[Extracted records]
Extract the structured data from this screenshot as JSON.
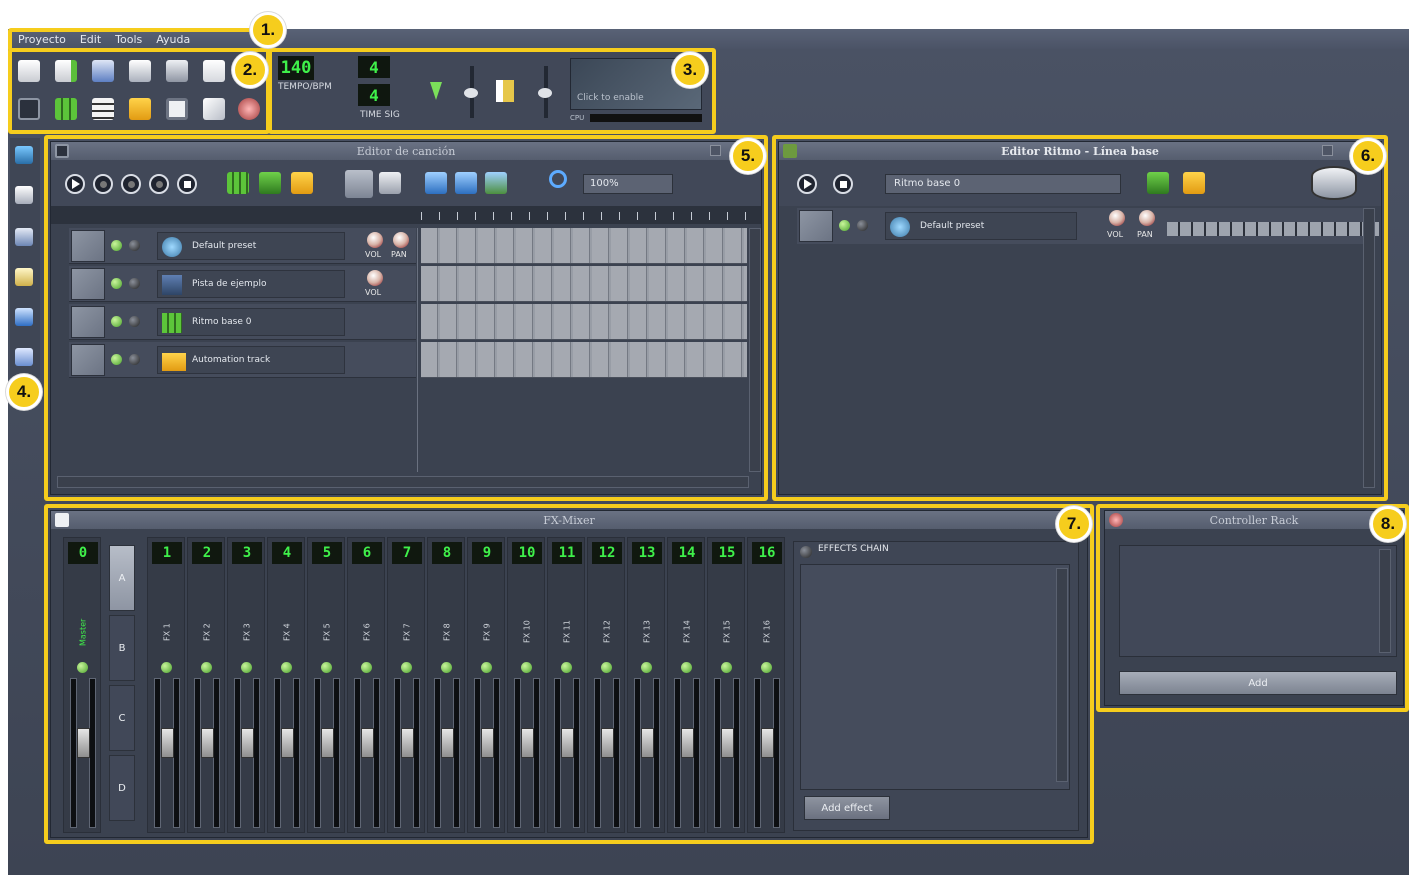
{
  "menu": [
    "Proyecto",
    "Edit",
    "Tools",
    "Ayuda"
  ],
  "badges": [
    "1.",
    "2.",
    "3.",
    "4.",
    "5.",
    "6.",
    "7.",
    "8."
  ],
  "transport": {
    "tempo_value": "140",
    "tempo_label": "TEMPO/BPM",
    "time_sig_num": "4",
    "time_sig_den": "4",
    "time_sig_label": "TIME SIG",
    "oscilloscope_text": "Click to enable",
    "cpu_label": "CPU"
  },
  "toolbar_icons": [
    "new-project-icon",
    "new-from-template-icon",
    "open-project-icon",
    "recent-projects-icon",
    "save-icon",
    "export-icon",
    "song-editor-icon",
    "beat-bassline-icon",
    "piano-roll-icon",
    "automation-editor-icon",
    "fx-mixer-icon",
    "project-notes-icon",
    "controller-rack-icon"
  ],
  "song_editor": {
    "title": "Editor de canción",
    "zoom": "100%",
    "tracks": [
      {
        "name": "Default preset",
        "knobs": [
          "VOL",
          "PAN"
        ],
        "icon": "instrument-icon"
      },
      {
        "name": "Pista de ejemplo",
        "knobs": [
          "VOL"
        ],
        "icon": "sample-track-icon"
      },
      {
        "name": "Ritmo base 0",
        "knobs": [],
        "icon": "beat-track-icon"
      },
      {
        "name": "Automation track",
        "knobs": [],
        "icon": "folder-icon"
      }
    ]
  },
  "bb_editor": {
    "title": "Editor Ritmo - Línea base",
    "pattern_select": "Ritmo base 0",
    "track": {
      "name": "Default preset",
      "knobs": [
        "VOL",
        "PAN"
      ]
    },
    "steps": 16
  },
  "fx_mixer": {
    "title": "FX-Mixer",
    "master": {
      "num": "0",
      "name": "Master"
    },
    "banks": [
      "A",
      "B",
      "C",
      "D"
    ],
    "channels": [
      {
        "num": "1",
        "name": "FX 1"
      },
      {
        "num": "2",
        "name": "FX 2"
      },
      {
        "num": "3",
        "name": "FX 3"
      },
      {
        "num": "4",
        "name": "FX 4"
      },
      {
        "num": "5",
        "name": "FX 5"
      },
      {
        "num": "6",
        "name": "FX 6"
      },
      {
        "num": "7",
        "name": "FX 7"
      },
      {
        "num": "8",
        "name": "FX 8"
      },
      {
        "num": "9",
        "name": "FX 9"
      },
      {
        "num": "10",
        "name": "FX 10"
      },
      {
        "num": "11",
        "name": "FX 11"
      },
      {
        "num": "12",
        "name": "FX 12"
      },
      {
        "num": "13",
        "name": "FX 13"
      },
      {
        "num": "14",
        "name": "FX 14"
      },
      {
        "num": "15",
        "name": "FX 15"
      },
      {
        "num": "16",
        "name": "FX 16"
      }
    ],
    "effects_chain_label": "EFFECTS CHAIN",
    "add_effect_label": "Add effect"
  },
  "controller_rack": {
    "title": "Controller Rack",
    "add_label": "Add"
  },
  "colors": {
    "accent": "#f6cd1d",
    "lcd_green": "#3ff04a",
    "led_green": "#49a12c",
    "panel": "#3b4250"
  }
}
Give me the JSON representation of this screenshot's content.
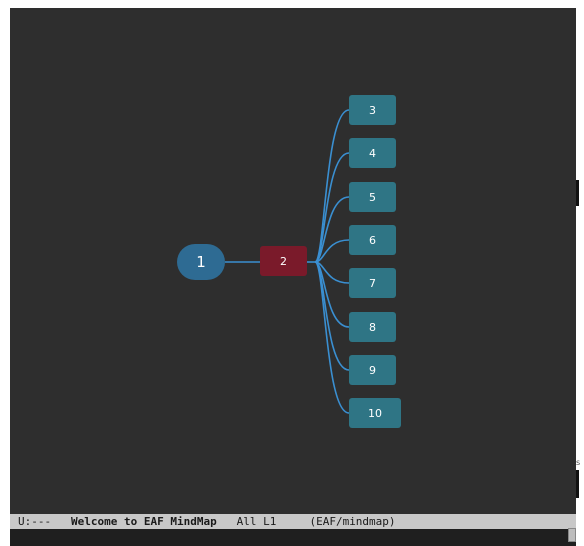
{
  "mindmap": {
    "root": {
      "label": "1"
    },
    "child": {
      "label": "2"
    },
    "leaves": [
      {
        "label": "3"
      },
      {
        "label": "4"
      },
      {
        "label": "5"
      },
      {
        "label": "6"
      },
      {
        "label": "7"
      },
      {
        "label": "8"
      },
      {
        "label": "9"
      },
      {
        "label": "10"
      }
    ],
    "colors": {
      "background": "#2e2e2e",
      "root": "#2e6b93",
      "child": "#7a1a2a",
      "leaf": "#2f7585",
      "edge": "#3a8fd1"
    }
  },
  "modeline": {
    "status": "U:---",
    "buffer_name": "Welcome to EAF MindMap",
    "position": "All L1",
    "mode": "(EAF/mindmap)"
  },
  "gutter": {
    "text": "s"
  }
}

Work to do
Print only the lines from the line that contains "Give me the" to the final line of the data, inclusive. Pictures stay out.

Finished task
Give me the JSON representation of this screenshot's content.
{
  "mindmap": {
    "root": {
      "label": "1"
    },
    "child": {
      "label": "2"
    },
    "leaves": [
      {
        "label": "3"
      },
      {
        "label": "4"
      },
      {
        "label": "5"
      },
      {
        "label": "6"
      },
      {
        "label": "7"
      },
      {
        "label": "8"
      },
      {
        "label": "9"
      },
      {
        "label": "10"
      }
    ],
    "colors": {
      "background": "#2e2e2e",
      "root": "#2e6b93",
      "child": "#7a1a2a",
      "leaf": "#2f7585",
      "edge": "#3a8fd1"
    }
  },
  "modeline": {
    "status": "U:---",
    "buffer_name": "Welcome to EAF MindMap",
    "position": "All L1",
    "mode": "(EAF/mindmap)"
  },
  "gutter": {
    "text": "s"
  }
}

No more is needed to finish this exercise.